**** Extrait choisi

Publié le 01/09/2013 à 08:54
Édité le 01/09/2013 à 11:33

Sugar Man

C'est l'histoire d'un mec, Sixto Rodriguez, qui compose et interprète de fantastiques "folksongs", dans la lignée des Dylan et autres Simon & Garfunkel, au tout début des années 1970 à Detroit (Etats-Unis) et qui, malgré deux excellents 33-tours, ne perce absolument pas, ne trouve pas son public, se plante complètement et finit par sombrer corps et âme. La loose, quoi. Ni succès ni estime, que ce soit aux Etats-Unis, en Europe ou sur n'importe quel autre territoire où la "pop-culture" ait pris pied.
L'histoire pourrait s'arrêter là et ressembler à tellement d'autres qu'elle ne mériterait pas obligatoirement d'y prêter attention. Sauf que voilà, le même Sixto Rodriguez et ses même albums auront bien involontairement rendez-vous avec l'Histoire en provoquant un effet cataclysmique sur la (jeune) population (blanche) impliquée dans la lutte anti-Apartheid en Afrique du Sud durant une vingtaine d'années (et même au delà). Avant que d'inimaginables retrouvailles ne puissent se produire.
Désolé d'avoir ainsi défloré le sujet mais n'importe quel autre synopsis dépeindra, grosso-modo, la même situation. Car telle est l'étonnante trajectoire mise en lumière par Malik Bendjelloul à travers un documentaire ayant la forme de l'enquête journalistique. Si on peut trouver que "Sugar Man" a été gratifié un peu trop facilement d'un "Oscar du meilleur film documentaire", peut-être plus grâce à l'originalité du sujet traité qu'à sa mise en forme parfois convenue, il ne démérite absolument pas, outre de nous faire goûter aux joyaux musicaux de Rodriguez, de nous interroger. De nous interroger et de nous faire réfléchir sur les conditions d'une réussite ou d'un échec, sur les facteurs qui conduisent telle ou tel à mener cette vie et pas une autre ou encore sur la construction du vedettariat.

********
**** Informations fournies

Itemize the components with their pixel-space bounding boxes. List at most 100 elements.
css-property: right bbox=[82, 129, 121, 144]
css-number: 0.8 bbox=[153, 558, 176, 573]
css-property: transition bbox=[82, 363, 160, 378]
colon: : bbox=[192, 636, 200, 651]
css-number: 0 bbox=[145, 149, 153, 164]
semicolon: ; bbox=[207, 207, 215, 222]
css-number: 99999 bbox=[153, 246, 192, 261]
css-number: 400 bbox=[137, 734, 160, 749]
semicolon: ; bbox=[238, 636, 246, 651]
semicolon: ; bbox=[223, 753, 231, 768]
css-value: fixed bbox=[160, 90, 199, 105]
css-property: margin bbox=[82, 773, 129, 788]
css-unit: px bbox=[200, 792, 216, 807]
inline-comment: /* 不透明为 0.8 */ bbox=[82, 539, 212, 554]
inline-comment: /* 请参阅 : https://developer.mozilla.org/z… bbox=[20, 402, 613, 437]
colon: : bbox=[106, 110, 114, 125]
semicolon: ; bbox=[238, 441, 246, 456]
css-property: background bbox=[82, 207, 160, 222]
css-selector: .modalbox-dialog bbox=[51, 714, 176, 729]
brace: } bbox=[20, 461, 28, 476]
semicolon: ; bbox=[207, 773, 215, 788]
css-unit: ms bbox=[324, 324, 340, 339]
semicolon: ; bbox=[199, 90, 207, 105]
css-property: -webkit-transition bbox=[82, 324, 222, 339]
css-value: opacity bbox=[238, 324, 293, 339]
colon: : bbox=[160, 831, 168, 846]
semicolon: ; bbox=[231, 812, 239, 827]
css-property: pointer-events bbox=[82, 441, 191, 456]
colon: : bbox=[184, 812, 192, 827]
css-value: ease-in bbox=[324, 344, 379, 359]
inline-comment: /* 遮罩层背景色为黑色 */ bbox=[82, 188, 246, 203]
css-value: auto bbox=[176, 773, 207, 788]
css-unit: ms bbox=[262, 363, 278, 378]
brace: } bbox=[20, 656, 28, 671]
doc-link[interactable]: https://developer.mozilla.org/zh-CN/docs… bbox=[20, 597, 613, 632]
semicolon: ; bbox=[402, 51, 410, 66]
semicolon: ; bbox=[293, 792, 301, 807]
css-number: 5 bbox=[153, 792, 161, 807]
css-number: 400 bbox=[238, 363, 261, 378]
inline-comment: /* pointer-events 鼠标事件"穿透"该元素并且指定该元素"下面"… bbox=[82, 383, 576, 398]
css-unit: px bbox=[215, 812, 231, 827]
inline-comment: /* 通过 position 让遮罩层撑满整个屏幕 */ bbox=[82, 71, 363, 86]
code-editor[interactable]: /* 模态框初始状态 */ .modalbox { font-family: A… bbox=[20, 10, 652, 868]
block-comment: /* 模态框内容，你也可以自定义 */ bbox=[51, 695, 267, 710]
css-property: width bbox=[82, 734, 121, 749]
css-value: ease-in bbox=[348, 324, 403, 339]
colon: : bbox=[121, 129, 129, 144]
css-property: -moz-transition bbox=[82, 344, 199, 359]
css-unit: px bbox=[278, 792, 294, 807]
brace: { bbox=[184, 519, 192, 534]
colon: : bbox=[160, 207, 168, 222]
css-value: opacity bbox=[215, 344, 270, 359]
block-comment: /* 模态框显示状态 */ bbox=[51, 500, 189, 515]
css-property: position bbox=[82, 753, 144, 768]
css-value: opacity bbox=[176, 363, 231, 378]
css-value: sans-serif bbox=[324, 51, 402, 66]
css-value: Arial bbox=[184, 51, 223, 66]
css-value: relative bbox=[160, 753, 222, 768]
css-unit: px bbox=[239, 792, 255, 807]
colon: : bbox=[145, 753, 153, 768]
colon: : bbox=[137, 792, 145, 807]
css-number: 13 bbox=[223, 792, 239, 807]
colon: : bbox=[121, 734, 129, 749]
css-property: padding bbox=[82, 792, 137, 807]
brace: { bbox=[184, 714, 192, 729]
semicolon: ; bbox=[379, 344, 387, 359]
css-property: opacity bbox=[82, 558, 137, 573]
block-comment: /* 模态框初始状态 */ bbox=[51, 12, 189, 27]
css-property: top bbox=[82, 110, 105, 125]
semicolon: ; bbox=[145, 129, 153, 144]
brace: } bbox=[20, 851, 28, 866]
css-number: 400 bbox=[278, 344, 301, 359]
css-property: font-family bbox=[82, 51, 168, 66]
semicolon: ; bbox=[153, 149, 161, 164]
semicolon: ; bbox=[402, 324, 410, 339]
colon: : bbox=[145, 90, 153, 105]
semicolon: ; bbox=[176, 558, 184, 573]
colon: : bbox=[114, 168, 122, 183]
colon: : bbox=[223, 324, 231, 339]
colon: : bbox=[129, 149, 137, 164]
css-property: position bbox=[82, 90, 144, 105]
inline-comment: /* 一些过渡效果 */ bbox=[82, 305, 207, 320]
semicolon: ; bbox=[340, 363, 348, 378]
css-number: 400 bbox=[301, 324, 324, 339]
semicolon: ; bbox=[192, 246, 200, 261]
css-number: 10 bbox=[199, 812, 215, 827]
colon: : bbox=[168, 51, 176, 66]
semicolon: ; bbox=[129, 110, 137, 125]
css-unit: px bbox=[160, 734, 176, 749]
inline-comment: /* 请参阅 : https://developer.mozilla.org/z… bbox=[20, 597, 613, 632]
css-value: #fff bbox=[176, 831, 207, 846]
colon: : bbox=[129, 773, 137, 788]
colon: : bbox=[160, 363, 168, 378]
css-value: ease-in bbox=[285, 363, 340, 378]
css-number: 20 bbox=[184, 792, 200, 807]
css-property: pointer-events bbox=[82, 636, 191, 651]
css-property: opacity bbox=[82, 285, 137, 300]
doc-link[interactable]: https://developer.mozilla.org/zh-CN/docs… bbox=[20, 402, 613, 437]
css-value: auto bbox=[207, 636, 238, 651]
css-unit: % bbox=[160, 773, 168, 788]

********

• [Consignes rédigées]
1/ Reformulez sous forme de liste le paragraphe de l'extrait choisi qui commence par « C'est l'histoire d'un mec », en conservant ses faits principaux.
2/ D'après l'extrait choisi, pourquoi « Sugar Man » a-t-il peut-être obtenu un peu trop facilement l'Oscar du meilleur film documentaire ? Répondez en une à trois phrases.

• [Réponses par consigne]
1/
- Au tout début des années 1970, à Detroit (États-Unis), Sixto Rodriguez compose et interprète des « folksongs » dans la lignée de Dylan et de Simon & Garfunkel.
- Malgré deux excellents 33-tours, il ne perce pas et ne trouve pas son public.
- Il échoue complètement et finit par sombrer corps et âme.
- Il n'obtient ni succès ni estime, que ce soit aux États-Unis, en Europe ou dans tout autre territoire gagné par la « pop-culture ».

2/ Le film l'aurait obtenu peut-être davantage grâce à l'originalité de son sujet qu'à sa mise en forme, jugée parfois convenue.